- [Short task]
Repeat, exactly and completely, the entries shown underneath.

---- Input

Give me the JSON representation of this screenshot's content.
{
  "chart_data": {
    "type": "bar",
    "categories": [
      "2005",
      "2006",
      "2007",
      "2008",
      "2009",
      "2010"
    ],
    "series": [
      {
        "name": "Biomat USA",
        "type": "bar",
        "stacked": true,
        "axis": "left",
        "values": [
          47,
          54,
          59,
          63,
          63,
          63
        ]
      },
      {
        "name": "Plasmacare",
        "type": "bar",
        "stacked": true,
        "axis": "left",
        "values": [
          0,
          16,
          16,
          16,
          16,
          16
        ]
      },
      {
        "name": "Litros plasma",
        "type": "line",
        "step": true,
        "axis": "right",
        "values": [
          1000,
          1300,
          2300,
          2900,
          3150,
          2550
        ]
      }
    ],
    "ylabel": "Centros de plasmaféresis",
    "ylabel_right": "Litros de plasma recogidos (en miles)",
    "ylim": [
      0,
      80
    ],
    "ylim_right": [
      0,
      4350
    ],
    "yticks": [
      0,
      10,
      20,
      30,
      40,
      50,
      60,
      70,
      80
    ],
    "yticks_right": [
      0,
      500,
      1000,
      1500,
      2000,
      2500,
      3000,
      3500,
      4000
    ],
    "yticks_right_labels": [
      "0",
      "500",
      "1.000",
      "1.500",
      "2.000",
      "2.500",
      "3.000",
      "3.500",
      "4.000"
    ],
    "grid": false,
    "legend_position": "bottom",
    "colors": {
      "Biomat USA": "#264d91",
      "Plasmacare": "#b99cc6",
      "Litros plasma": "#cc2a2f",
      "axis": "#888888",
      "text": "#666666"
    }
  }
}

--------

- [Written response]
Give me the JSON representation of this screenshot's content.
{
  "chart_data": {
    "type": "bar",
    "categories": [
      "2005",
      "2006",
      "2007",
      "2008",
      "2009",
      "2010"
    ],
    "series": [
      {
        "name": "Biomat USA",
        "type": "bar",
        "stacked": true,
        "axis": "left",
        "values": [
          47,
          54,
          59,
          63,
          63,
          63
        ]
      },
      {
        "name": "Plasmacare",
        "type": "bar",
        "stacked": true,
        "axis": "left",
        "values": [
          0,
          16,
          16,
          16,
          16,
          16
        ]
      },
      {
        "name": "Litros plasma",
        "type": "line",
        "step": true,
        "axis": "right",
        "values": [
          1000,
          1300,
          2300,
          2900,
          3150,
          2550
        ]
      }
    ],
    "ylabel": "Centros de plasmaféresis",
    "ylabel_right": "Litros de plasma recogidos (en miles)",
    "ylim": [
      0,
      80
    ],
    "ylim_right": [
      0,
      4350
    ],
    "yticks": [
      0,
      10,
      20,
      30,
      40,
      50,
      60,
      70,
      80
    ],
    "yticks_right": [
      0,
      500,
      1000,
      1500,
      2000,
      2500,
      3000,
      3500,
      4000
    ],
    "yticks_right_labels": [
      "0",
      "500",
      "1.000",
      "1.500",
      "2.000",
      "2.500",
      "3.000",
      "3.500",
      "4.000"
    ],
    "grid": false,
    "legend_position": "bottom",
    "colors": {
      "Biomat USA": "#264d91",
      "Plasmacare": "#b99cc6",
      "Litros plasma": "#cc2a2f",
      "axis": "#888888",
      "text": "#666666"
    }
  }
}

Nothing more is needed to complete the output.